작업 내용:
모든 레코드의 줄을 한 글자도 바꾸지 말고 그대로 반환하되, 그림은 답에서 빼 주세요.

상자 위치가 표시된 레이아웃 항목 목록:
==================================================
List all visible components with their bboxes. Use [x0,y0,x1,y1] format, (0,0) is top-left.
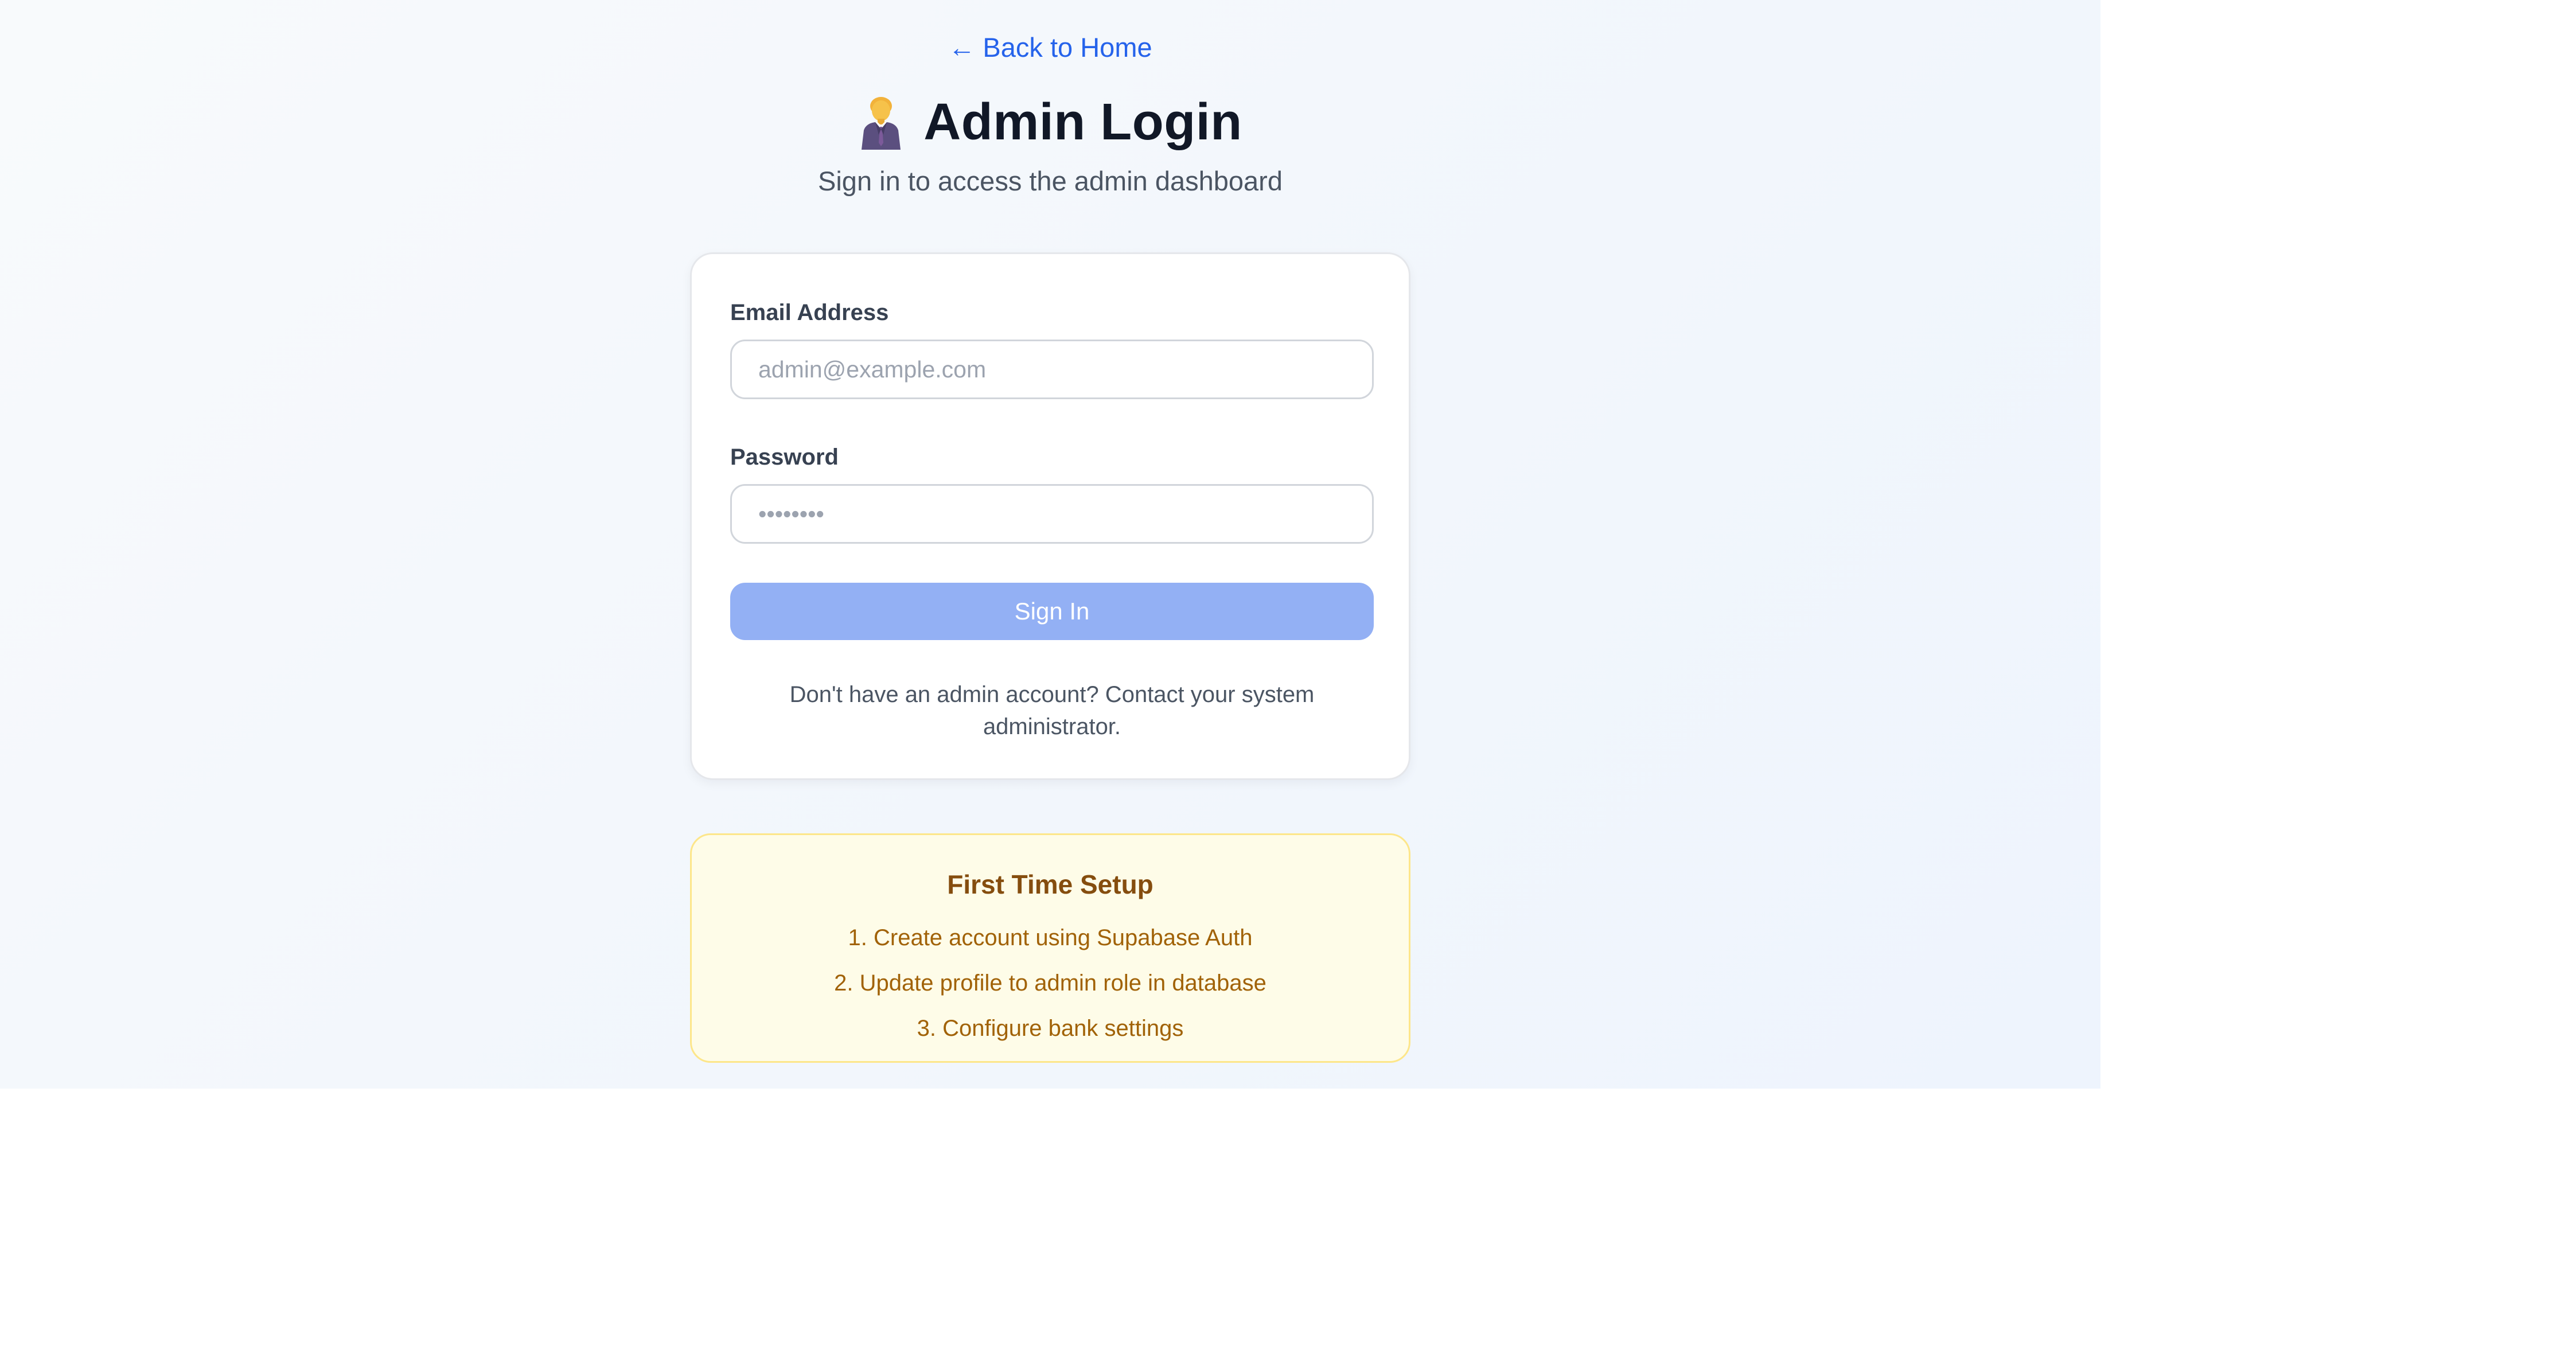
setup-steps-list: 1. Create account using Supabase Auth 2.… [692,915,1409,1051]
back-to-home-link[interactable]: ← Back to Home [0,28,2100,68]
page-title-text: Admin Login [923,93,1242,151]
first-time-setup-box: First Time Setup 1. Create account using… [690,833,1410,1063]
email-label: Email Address [730,300,889,325]
contact-admin-text: Don't have an admin account? Contact you… [789,682,1315,739]
setup-step: 2. Update profile to admin role in datab… [834,970,1266,996]
page-title: Admin Login [0,91,2100,154]
page-subtitle: Sign in to access the admin dashboard [818,166,1283,196]
email-field[interactable] [730,340,1374,399]
password-field[interactable] [730,484,1374,544]
password-label: Password [730,444,839,470]
setup-step: 1. Create account using Supabase Auth [848,925,1253,950]
businessman-emoji-icon [858,95,904,150]
login-card: Email Address Password Sign In Don't hav… [690,252,1410,780]
setup-step: 3. Configure bank settings [917,1016,1184,1041]
setup-title: First Time Setup [947,869,1153,899]
sign-in-button[interactable]: Sign In [730,583,1374,640]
==================================================
풀이 결과:
List all visible components with their bboxes. Use [x0,y0,x1,y1] format, (0,0) is top-left.
setup-steps-list: 1. Create account using Supabase Auth 2.… [692,915,1409,1051]
back-to-home-link[interactable]: ← Back to Home [0,28,2100,68]
page-title-text: Admin Login [923,93,1242,151]
first-time-setup-box: First Time Setup 1. Create account using… [690,833,1410,1063]
email-label: Email Address [730,300,889,325]
contact-admin-text: Don't have an admin account? Contact you… [789,682,1315,739]
setup-step: 2. Update profile to admin role in datab… [834,970,1266,996]
page-title: Admin Login [0,91,2100,154]
page-subtitle: Sign in to access the admin dashboard [818,166,1283,196]
email-field[interactable] [730,340,1374,399]
password-field[interactable] [730,484,1374,544]
password-label: Password [730,444,839,470]
setup-step: 1. Create account using Supabase Auth [848,925,1253,950]
businessman-emoji-icon [858,95,904,150]
login-card: Email Address Password Sign In Don't hav… [690,252,1410,780]
setup-step: 3. Configure bank settings [917,1016,1184,1041]
setup-title: First Time Setup [947,869,1153,899]
sign-in-button[interactable]: Sign In [730,583,1374,640]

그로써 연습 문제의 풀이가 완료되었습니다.